====== Extracted information ======

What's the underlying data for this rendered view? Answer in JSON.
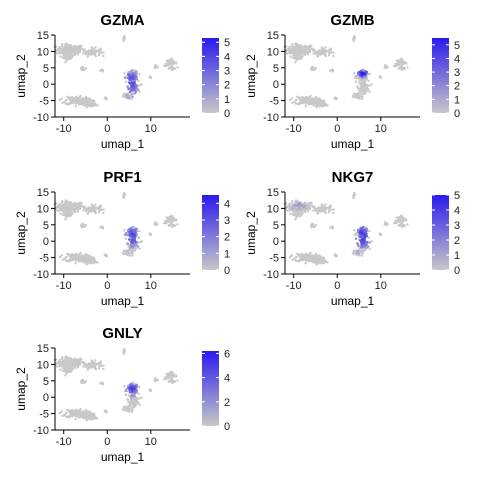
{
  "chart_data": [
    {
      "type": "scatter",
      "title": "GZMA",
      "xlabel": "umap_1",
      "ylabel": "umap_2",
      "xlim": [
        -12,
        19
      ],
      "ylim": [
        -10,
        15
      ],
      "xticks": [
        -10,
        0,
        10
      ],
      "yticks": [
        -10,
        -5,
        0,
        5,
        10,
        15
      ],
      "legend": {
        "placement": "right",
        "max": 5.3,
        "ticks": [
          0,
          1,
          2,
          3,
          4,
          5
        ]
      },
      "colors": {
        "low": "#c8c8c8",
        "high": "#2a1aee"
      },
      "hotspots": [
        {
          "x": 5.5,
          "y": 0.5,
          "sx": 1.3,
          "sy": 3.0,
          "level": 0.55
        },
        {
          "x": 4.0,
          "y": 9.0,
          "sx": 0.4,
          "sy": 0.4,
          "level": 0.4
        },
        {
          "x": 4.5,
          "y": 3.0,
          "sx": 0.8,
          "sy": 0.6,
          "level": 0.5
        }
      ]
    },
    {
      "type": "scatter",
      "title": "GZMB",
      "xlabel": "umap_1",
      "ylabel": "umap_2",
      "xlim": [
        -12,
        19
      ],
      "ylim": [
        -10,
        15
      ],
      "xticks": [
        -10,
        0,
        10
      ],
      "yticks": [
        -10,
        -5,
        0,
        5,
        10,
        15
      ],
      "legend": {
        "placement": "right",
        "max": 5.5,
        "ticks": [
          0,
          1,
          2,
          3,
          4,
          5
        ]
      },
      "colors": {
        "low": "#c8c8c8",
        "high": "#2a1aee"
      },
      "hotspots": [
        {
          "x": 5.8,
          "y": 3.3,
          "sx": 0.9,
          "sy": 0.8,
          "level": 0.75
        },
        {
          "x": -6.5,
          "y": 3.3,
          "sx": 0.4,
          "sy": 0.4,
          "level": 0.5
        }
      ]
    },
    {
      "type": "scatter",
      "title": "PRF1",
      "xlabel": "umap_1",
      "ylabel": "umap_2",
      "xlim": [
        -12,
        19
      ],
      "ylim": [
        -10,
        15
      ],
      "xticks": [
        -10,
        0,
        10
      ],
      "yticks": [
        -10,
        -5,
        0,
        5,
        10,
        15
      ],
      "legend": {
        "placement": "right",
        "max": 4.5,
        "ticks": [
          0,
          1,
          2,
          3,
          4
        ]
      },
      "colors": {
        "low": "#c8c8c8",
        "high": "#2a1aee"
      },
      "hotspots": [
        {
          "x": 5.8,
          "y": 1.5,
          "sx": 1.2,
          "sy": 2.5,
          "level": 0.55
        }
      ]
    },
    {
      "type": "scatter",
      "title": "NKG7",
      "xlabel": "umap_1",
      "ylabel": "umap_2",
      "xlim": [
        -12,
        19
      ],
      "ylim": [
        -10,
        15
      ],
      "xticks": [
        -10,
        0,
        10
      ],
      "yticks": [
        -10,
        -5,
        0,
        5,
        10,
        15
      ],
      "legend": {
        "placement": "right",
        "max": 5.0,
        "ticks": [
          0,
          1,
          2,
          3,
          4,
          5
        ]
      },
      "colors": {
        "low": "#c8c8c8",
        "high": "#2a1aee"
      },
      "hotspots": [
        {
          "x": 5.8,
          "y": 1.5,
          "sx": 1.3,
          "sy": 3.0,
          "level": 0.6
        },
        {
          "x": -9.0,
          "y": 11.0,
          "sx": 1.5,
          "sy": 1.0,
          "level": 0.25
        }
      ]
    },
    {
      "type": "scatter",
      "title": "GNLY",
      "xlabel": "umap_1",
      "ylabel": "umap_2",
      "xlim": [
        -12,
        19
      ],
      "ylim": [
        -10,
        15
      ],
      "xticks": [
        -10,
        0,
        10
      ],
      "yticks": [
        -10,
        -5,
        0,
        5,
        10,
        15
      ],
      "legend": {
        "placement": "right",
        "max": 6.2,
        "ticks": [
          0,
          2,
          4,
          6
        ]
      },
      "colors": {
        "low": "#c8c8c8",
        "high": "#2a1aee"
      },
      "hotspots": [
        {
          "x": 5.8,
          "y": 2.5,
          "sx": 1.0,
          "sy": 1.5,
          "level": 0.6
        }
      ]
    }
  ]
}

======

→ What is asked
Copy out all the data exactly; skip the pictures.

→ Exercise output
What's the underlying data for this rendered view? Answer in JSON.
{
  "chart_data": [
    {
      "type": "scatter",
      "title": "GZMA",
      "xlabel": "umap_1",
      "ylabel": "umap_2",
      "xlim": [
        -12,
        19
      ],
      "ylim": [
        -10,
        15
      ],
      "xticks": [
        -10,
        0,
        10
      ],
      "yticks": [
        -10,
        -5,
        0,
        5,
        10,
        15
      ],
      "legend": {
        "placement": "right",
        "max": 5.3,
        "ticks": [
          0,
          1,
          2,
          3,
          4,
          5
        ]
      },
      "colors": {
        "low": "#c8c8c8",
        "high": "#2a1aee"
      },
      "hotspots": [
        {
          "x": 5.5,
          "y": 0.5,
          "sx": 1.3,
          "sy": 3.0,
          "level": 0.55
        },
        {
          "x": 4.0,
          "y": 9.0,
          "sx": 0.4,
          "sy": 0.4,
          "level": 0.4
        },
        {
          "x": 4.5,
          "y": 3.0,
          "sx": 0.8,
          "sy": 0.6,
          "level": 0.5
        }
      ]
    },
    {
      "type": "scatter",
      "title": "GZMB",
      "xlabel": "umap_1",
      "ylabel": "umap_2",
      "xlim": [
        -12,
        19
      ],
      "ylim": [
        -10,
        15
      ],
      "xticks": [
        -10,
        0,
        10
      ],
      "yticks": [
        -10,
        -5,
        0,
        5,
        10,
        15
      ],
      "legend": {
        "placement": "right",
        "max": 5.5,
        "ticks": [
          0,
          1,
          2,
          3,
          4,
          5
        ]
      },
      "colors": {
        "low": "#c8c8c8",
        "high": "#2a1aee"
      },
      "hotspots": [
        {
          "x": 5.8,
          "y": 3.3,
          "sx": 0.9,
          "sy": 0.8,
          "level": 0.75
        },
        {
          "x": -6.5,
          "y": 3.3,
          "sx": 0.4,
          "sy": 0.4,
          "level": 0.5
        }
      ]
    },
    {
      "type": "scatter",
      "title": "PRF1",
      "xlabel": "umap_1",
      "ylabel": "umap_2",
      "xlim": [
        -12,
        19
      ],
      "ylim": [
        -10,
        15
      ],
      "xticks": [
        -10,
        0,
        10
      ],
      "yticks": [
        -10,
        -5,
        0,
        5,
        10,
        15
      ],
      "legend": {
        "placement": "right",
        "max": 4.5,
        "ticks": [
          0,
          1,
          2,
          3,
          4
        ]
      },
      "colors": {
        "low": "#c8c8c8",
        "high": "#2a1aee"
      },
      "hotspots": [
        {
          "x": 5.8,
          "y": 1.5,
          "sx": 1.2,
          "sy": 2.5,
          "level": 0.55
        }
      ]
    },
    {
      "type": "scatter",
      "title": "NKG7",
      "xlabel": "umap_1",
      "ylabel": "umap_2",
      "xlim": [
        -12,
        19
      ],
      "ylim": [
        -10,
        15
      ],
      "xticks": [
        -10,
        0,
        10
      ],
      "yticks": [
        -10,
        -5,
        0,
        5,
        10,
        15
      ],
      "legend": {
        "placement": "right",
        "max": 5.0,
        "ticks": [
          0,
          1,
          2,
          3,
          4,
          5
        ]
      },
      "colors": {
        "low": "#c8c8c8",
        "high": "#2a1aee"
      },
      "hotspots": [
        {
          "x": 5.8,
          "y": 1.5,
          "sx": 1.3,
          "sy": 3.0,
          "level": 0.6
        },
        {
          "x": -9.0,
          "y": 11.0,
          "sx": 1.5,
          "sy": 1.0,
          "level": 0.25
        }
      ]
    },
    {
      "type": "scatter",
      "title": "GNLY",
      "xlabel": "umap_1",
      "ylabel": "umap_2",
      "xlim": [
        -12,
        19
      ],
      "ylim": [
        -10,
        15
      ],
      "xticks": [
        -10,
        0,
        10
      ],
      "yticks": [
        -10,
        -5,
        0,
        5,
        10,
        15
      ],
      "legend": {
        "placement": "right",
        "max": 6.2,
        "ticks": [
          0,
          2,
          4,
          6
        ]
      },
      "colors": {
        "low": "#c8c8c8",
        "high": "#2a1aee"
      },
      "hotspots": [
        {
          "x": 5.8,
          "y": 2.5,
          "sx": 1.0,
          "sy": 1.5,
          "level": 0.6
        }
      ]
    }
  ]
}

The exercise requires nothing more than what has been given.